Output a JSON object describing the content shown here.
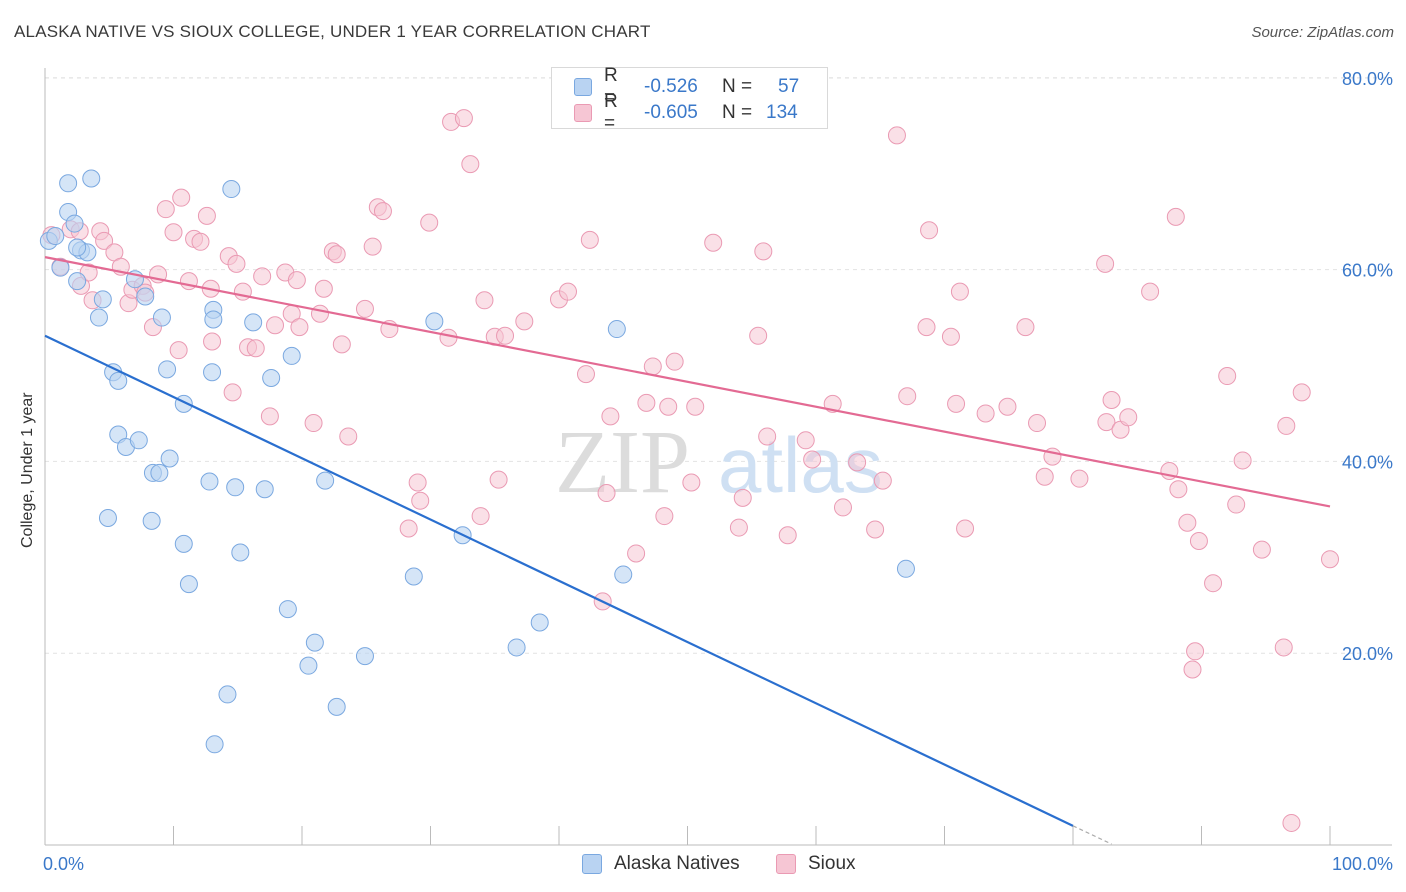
{
  "title": "ALASKA NATIVE VS SIOUX COLLEGE, UNDER 1 YEAR CORRELATION CHART",
  "source": "Source: ZipAtlas.com",
  "watermark": {
    "zip": "ZIP",
    "atlas": "atlas"
  },
  "legend": {
    "series1": {
      "r_label": "R =",
      "r_value": "-0.526",
      "n_label": "N =",
      "n_value": "57"
    },
    "series2": {
      "r_label": "R =",
      "r_value": "-0.605",
      "n_label": "N =",
      "n_value": "134"
    }
  },
  "colors": {
    "blue_fill": "#b9d3f2",
    "blue_stroke": "#7aa8e0",
    "blue_line": "#2a6fcf",
    "pink_fill": "#f6c6d4",
    "pink_stroke": "#ea9ab3",
    "pink_line": "#e36a93",
    "accent_text": "#3a78c9"
  },
  "chart_data": {
    "type": "scatter",
    "title": "ALASKA NATIVE VS SIOUX COLLEGE, UNDER 1 YEAR CORRELATION CHART",
    "xlabel": "",
    "ylabel": "College, Under 1 year",
    "xlim": [
      0,
      100
    ],
    "ylim": [
      0,
      82
    ],
    "x_tick_labels": [
      "0.0%",
      "100.0%"
    ],
    "y_tick_values": [
      20,
      40,
      60,
      80
    ],
    "y_tick_labels": [
      "20.0%",
      "40.0%",
      "60.0%",
      "80.0%"
    ],
    "grid": true,
    "series": [
      {
        "name": "Alaska Natives",
        "trend": {
          "x1": 0,
          "y1": 53.1,
          "x2": 80,
          "y2": 2.0,
          "dash_to_x": 83,
          "dash_to_y": 0.1
        },
        "points": [
          [
            0.3,
            63
          ],
          [
            0.8,
            63.5
          ],
          [
            1.2,
            60.2
          ],
          [
            1.8,
            69
          ],
          [
            1.8,
            66
          ],
          [
            2.3,
            64.8
          ],
          [
            2.8,
            62
          ],
          [
            3.3,
            61.8
          ],
          [
            2.5,
            62.3
          ],
          [
            3.6,
            69.5
          ],
          [
            2.5,
            58.8
          ],
          [
            4.5,
            56.9
          ],
          [
            4.2,
            55
          ],
          [
            5.3,
            49.3
          ],
          [
            5.7,
            48.4
          ],
          [
            5.7,
            42.8
          ],
          [
            6.3,
            41.5
          ],
          [
            7.3,
            42.2
          ],
          [
            7.0,
            59
          ],
          [
            7.8,
            57.2
          ],
          [
            8.4,
            38.8
          ],
          [
            8.9,
            38.8
          ],
          [
            9.1,
            55
          ],
          [
            9.5,
            49.6
          ],
          [
            9.7,
            40.3
          ],
          [
            10.8,
            46
          ],
          [
            10.8,
            31.4
          ],
          [
            11.2,
            27.2
          ],
          [
            4.9,
            34.1
          ],
          [
            8.3,
            33.8
          ],
          [
            12.8,
            37.9
          ],
          [
            13.1,
            55.8
          ],
          [
            14.2,
            15.7
          ],
          [
            14.5,
            68.4
          ],
          [
            14.8,
            37.3
          ],
          [
            13.1,
            54.8
          ],
          [
            13.0,
            49.3
          ],
          [
            13.2,
            10.5
          ],
          [
            15.2,
            30.5
          ],
          [
            16.2,
            54.5
          ],
          [
            17.1,
            37.1
          ],
          [
            17.6,
            48.7
          ],
          [
            18.9,
            24.6
          ],
          [
            19.2,
            51
          ],
          [
            20.5,
            18.7
          ],
          [
            21.0,
            21.1
          ],
          [
            21.8,
            38
          ],
          [
            22.7,
            14.4
          ],
          [
            24.9,
            19.7
          ],
          [
            28.7,
            28
          ],
          [
            30.3,
            54.6
          ],
          [
            32.5,
            32.3
          ],
          [
            36.7,
            20.6
          ],
          [
            38.5,
            23.2
          ],
          [
            44.5,
            53.8
          ],
          [
            45.0,
            28.2
          ],
          [
            67.0,
            28.8
          ]
        ]
      },
      {
        "name": "Sioux",
        "trend": {
          "x1": 0,
          "y1": 61.3,
          "x2": 100,
          "y2": 35.3
        },
        "points": [
          [
            0.5,
            63.6
          ],
          [
            1.2,
            60.3
          ],
          [
            2.0,
            64.2
          ],
          [
            2.7,
            64
          ],
          [
            2.8,
            58.3
          ],
          [
            3.4,
            59.7
          ],
          [
            3.7,
            56.8
          ],
          [
            4.3,
            64
          ],
          [
            4.6,
            63
          ],
          [
            5.4,
            61.8
          ],
          [
            5.9,
            60.3
          ],
          [
            6.5,
            56.5
          ],
          [
            6.8,
            57.9
          ],
          [
            7.6,
            58.3
          ],
          [
            7.8,
            57.6
          ],
          [
            8.4,
            54
          ],
          [
            8.8,
            59.5
          ],
          [
            9.4,
            66.3
          ],
          [
            10.0,
            63.9
          ],
          [
            10.4,
            51.6
          ],
          [
            10.6,
            67.5
          ],
          [
            11.2,
            58.8
          ],
          [
            11.6,
            63.2
          ],
          [
            12.1,
            62.9
          ],
          [
            12.6,
            65.6
          ],
          [
            12.9,
            58
          ],
          [
            13.0,
            52.5
          ],
          [
            14.3,
            61.4
          ],
          [
            14.6,
            47.2
          ],
          [
            14.9,
            60.6
          ],
          [
            15.4,
            57.7
          ],
          [
            15.8,
            51.9
          ],
          [
            16.4,
            51.8
          ],
          [
            16.9,
            59.3
          ],
          [
            17.5,
            44.7
          ],
          [
            17.9,
            54.2
          ],
          [
            18.7,
            59.7
          ],
          [
            19.2,
            55.4
          ],
          [
            19.6,
            58.9
          ],
          [
            19.8,
            54
          ],
          [
            20.9,
            44
          ],
          [
            21.4,
            55.4
          ],
          [
            21.7,
            58
          ],
          [
            22.4,
            61.9
          ],
          [
            22.7,
            61.6
          ],
          [
            23.1,
            52.2
          ],
          [
            23.6,
            42.6
          ],
          [
            24.9,
            55.9
          ],
          [
            25.5,
            62.4
          ],
          [
            25.9,
            66.5
          ],
          [
            26.3,
            66.1
          ],
          [
            26.8,
            53.8
          ],
          [
            28.3,
            33
          ],
          [
            29.0,
            37.8
          ],
          [
            29.2,
            35.9
          ],
          [
            29.9,
            64.9
          ],
          [
            31.4,
            52.9
          ],
          [
            31.6,
            75.4
          ],
          [
            32.6,
            75.8
          ],
          [
            33.1,
            71
          ],
          [
            33.9,
            34.3
          ],
          [
            34.2,
            56.8
          ],
          [
            35.0,
            53
          ],
          [
            35.3,
            38.1
          ],
          [
            35.8,
            53.1
          ],
          [
            37.3,
            54.6
          ],
          [
            40.0,
            56.9
          ],
          [
            40.7,
            57.7
          ],
          [
            42.1,
            49.1
          ],
          [
            42.4,
            63.1
          ],
          [
            43.4,
            25.4
          ],
          [
            43.7,
            36.7
          ],
          [
            44.0,
            44.7
          ],
          [
            46.0,
            30.4
          ],
          [
            46.8,
            46.1
          ],
          [
            47.3,
            49.9
          ],
          [
            48.2,
            34.3
          ],
          [
            48.5,
            45.7
          ],
          [
            49.0,
            50.4
          ],
          [
            50.3,
            37.8
          ],
          [
            50.6,
            45.7
          ],
          [
            52.0,
            62.8
          ],
          [
            54.0,
            33.1
          ],
          [
            54.3,
            36.2
          ],
          [
            55.5,
            53.1
          ],
          [
            55.9,
            61.9
          ],
          [
            56.2,
            42.6
          ],
          [
            57.8,
            32.3
          ],
          [
            59.2,
            42.2
          ],
          [
            59.7,
            40.2
          ],
          [
            61.3,
            46
          ],
          [
            62.1,
            35.2
          ],
          [
            63.2,
            39.9
          ],
          [
            64.6,
            32.9
          ],
          [
            65.2,
            38
          ],
          [
            66.3,
            74
          ],
          [
            67.1,
            46.8
          ],
          [
            68.6,
            54
          ],
          [
            68.8,
            64.1
          ],
          [
            70.5,
            53
          ],
          [
            70.9,
            46
          ],
          [
            71.2,
            57.7
          ],
          [
            71.6,
            33
          ],
          [
            73.2,
            45
          ],
          [
            74.9,
            45.7
          ],
          [
            76.3,
            54
          ],
          [
            77.2,
            44
          ],
          [
            77.8,
            38.4
          ],
          [
            78.4,
            40.5
          ],
          [
            80.5,
            38.2
          ],
          [
            82.5,
            60.6
          ],
          [
            82.6,
            44.1
          ],
          [
            83.0,
            46.4
          ],
          [
            83.7,
            43.3
          ],
          [
            84.3,
            44.6
          ],
          [
            86.0,
            57.7
          ],
          [
            87.5,
            39
          ],
          [
            88.0,
            65.5
          ],
          [
            88.2,
            37.1
          ],
          [
            88.9,
            33.6
          ],
          [
            89.3,
            18.3
          ],
          [
            89.5,
            20.2
          ],
          [
            89.8,
            31.7
          ],
          [
            90.9,
            27.3
          ],
          [
            92.0,
            48.9
          ],
          [
            92.7,
            35.5
          ],
          [
            93.2,
            40.1
          ],
          [
            94.7,
            30.8
          ],
          [
            96.4,
            20.6
          ],
          [
            96.6,
            43.7
          ],
          [
            97.0,
            2.3
          ],
          [
            97.8,
            47.2
          ],
          [
            100,
            29.8
          ]
        ]
      }
    ]
  },
  "bottom_legend": {
    "series1_label": "Alaska Natives",
    "series2_label": "Sioux"
  }
}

§ Problem requirements
Collect each line above holding the string "CORRELATION".

§ Correct answer
  "title": "ALASKA NATIVE VS SIOUX COLLEGE, UNDER 1 YEAR CORRELATION CHART",
    "title": "ALASKA NATIVE VS SIOUX COLLEGE, UNDER 1 YEAR CORRELATION CHART",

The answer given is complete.